» AIM
Would you write out the entries below, every one of them, exactly?

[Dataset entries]
>>>>
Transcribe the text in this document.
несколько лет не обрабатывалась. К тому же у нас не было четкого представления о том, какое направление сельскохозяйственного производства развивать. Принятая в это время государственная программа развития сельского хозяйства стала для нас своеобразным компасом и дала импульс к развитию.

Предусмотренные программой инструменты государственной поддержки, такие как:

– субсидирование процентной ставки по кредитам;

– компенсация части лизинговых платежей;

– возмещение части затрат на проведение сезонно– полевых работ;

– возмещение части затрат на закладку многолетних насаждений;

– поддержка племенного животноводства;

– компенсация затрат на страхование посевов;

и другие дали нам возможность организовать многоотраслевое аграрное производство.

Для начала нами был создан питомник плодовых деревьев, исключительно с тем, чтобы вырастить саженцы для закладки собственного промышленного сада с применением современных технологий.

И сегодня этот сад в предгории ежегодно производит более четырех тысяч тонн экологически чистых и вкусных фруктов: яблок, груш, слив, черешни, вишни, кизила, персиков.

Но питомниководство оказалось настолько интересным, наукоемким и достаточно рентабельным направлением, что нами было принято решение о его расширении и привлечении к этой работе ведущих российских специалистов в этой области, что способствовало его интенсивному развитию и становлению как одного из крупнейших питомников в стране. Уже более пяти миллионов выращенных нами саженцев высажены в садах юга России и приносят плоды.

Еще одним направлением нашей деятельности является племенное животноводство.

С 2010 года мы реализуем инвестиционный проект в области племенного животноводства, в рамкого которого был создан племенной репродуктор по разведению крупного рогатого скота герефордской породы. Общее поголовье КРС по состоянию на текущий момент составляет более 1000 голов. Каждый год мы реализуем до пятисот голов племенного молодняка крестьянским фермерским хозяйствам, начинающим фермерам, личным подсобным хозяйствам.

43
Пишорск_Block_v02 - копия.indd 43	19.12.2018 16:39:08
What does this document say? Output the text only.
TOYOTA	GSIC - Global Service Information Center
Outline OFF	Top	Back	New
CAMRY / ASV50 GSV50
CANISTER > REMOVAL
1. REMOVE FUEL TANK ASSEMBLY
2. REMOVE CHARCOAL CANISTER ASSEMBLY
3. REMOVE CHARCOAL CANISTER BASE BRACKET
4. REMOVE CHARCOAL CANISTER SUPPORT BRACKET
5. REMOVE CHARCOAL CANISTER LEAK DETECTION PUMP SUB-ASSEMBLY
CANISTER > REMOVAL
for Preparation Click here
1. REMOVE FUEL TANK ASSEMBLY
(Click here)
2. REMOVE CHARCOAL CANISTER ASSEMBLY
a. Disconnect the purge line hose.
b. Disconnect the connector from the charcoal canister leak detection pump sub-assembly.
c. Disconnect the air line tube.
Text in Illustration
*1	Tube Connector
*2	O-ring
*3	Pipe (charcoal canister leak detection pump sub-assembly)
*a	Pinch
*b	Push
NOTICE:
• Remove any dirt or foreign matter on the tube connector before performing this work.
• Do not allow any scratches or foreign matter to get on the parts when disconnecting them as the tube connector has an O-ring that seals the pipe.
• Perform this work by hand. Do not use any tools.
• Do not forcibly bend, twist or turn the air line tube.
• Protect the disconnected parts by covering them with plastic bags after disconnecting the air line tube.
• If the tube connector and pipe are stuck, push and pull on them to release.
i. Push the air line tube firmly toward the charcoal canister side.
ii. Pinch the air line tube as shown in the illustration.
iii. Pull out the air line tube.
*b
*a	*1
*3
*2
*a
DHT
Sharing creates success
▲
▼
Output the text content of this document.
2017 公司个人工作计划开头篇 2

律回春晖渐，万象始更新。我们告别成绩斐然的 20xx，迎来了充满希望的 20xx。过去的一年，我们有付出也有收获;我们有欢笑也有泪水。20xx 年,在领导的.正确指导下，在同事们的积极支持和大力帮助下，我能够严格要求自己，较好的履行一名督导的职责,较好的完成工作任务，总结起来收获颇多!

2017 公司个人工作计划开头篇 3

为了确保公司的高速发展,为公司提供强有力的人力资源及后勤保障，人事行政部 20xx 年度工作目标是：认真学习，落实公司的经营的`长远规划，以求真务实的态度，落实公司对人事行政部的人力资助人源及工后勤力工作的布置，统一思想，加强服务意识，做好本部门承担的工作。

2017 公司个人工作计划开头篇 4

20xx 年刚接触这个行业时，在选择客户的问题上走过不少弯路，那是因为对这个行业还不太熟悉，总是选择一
<<<<
» RESPONSE TO THIS EXERCISE
Transcribe the text in this document.
несколько лет не обрабатывалась. К тому же у нас не было четкого представления о том, какое направление сельскохозяйственного производства развивать. Принятая в это время государственная программа развития сельского хозяйства стала для нас своеобразным компасом и дала импульс к развитию.

Предусмотренные программой инструменты государственной поддержки, такие как:

– субсидирование процентной ставки по кредитам;

– компенсация части лизинговых платежей;

– возмещение части затрат на проведение сезонно– полевых работ;

– возмещение части затрат на закладку многолетних насаждений;

– поддержка племенного животноводства;

– компенсация затрат на страхование посевов;

и другие дали нам возможность организовать многоотраслевое аграрное производство.

Для начала нами был создан питомник плодовых деревьев, исключительно с тем, чтобы вырастить саженцы для закладки собственного промышленного сада с применением современных технологий.

И сегодня этот сад в предгории ежегодно производит более четырех тысяч тонн экологически чистых и вкусных фруктов: яблок, груш, слив, черешни, вишни, кизила, персиков.

Но питомниководство оказалось настолько интересным, наукоемким и достаточно рентабельным направлением, что нами было принято решение о его расширении и привлечении к этой работе ведущих российских специалистов в этой области, что способствовало его интенсивному развитию и становлению как одного из крупнейших питомников в стране. Уже более пяти миллионов выращенных нами саженцев высажены в садах юга России и приносят плоды.

Еще одним направлением нашей деятельности является племенное животноводство.

С 2010 года мы реализуем инвестиционный проект в области племенного животноводства, в рамкого которого был создан племенной репродуктор по разведению крупного рогатого скота герефордской породы. Общее поголовье КРС по состоянию на текущий момент составляет более 1000 голов. Каждый год мы реализуем до пятисот голов племенного молодняка крестьянским фермерским хозяйствам, начинающим фермерам, личным подсобным хозяйствам.

43
Пишорск_Block_v02 - копия.indd 43	19.12.2018 16:39:08
What does this document say? Output the text only.
TOYOTA	GSIC - Global Service Information Center
Outline OFF	Top	Back	New
CAMRY / ASV50 GSV50
CANISTER > REMOVAL
1. REMOVE FUEL TANK ASSEMBLY
2. REMOVE CHARCOAL CANISTER ASSEMBLY
3. REMOVE CHARCOAL CANISTER BASE BRACKET
4. REMOVE CHARCOAL CANISTER SUPPORT BRACKET
5. REMOVE CHARCOAL CANISTER LEAK DETECTION PUMP SUB-ASSEMBLY
CANISTER > REMOVAL
for Preparation Click here
1. REMOVE FUEL TANK ASSEMBLY
(Click here)
2. REMOVE CHARCOAL CANISTER ASSEMBLY
a. Disconnect the purge line hose.
b. Disconnect the connector from the charcoal canister leak detection pump sub-assembly.
c. Disconnect the air line tube.
Text in Illustration
*1	Tube Connector
*2	O-ring
*3	Pipe (charcoal canister leak detection pump sub-assembly)
*a	Pinch
*b	Push
NOTICE:
• Remove any dirt or foreign matter on the tube connector before performing this work.
• Do not allow any scratches or foreign matter to get on the parts when disconnecting them as the tube connector has an O-ring that seals the pipe.
• Perform this work by hand. Do not use any tools.
• Do not forcibly bend, twist or turn the air line tube.
• Protect the disconnected parts by covering them with plastic bags after disconnecting the air line tube.
• If the tube connector and pipe are stuck, push and pull on them to release.
i. Push the air line tube firmly toward the charcoal canister side.
ii. Pinch the air line tube as shown in the illustration.
iii. Pull out the air line tube.
*b
*a	*1
*3
*2
*a
DHT
Sharing creates success
▲
▼
Output the text content of this document.
2017 公司个人工作计划开头篇 2

律回春晖渐，万象始更新。我们告别成绩斐然的 20xx，迎来了充满希望的 20xx。过去的一年，我们有付出也有收获;我们有欢笑也有泪水。20xx 年,在领导的.正确指导下，在同事们的积极支持和大力帮助下，我能够严格要求自己，较好的履行一名督导的职责,较好的完成工作任务，总结起来收获颇多!

2017 公司个人工作计划开头篇 3

为了确保公司的高速发展,为公司提供强有力的人力资源及后勤保障，人事行政部 20xx 年度工作目标是：认真学习，落实公司的经营的`长远规划，以求真务实的态度，落实公司对人事行政部的人力资助人源及工后勤力工作的布置，统一思想，加强服务意识，做好本部门承担的工作。

2017 公司个人工作计划开头篇 4

20xx 年刚接触这个行业时，在选择客户的问题上走过不少弯路，那是因为对这个行业还不太熟悉，总是选择一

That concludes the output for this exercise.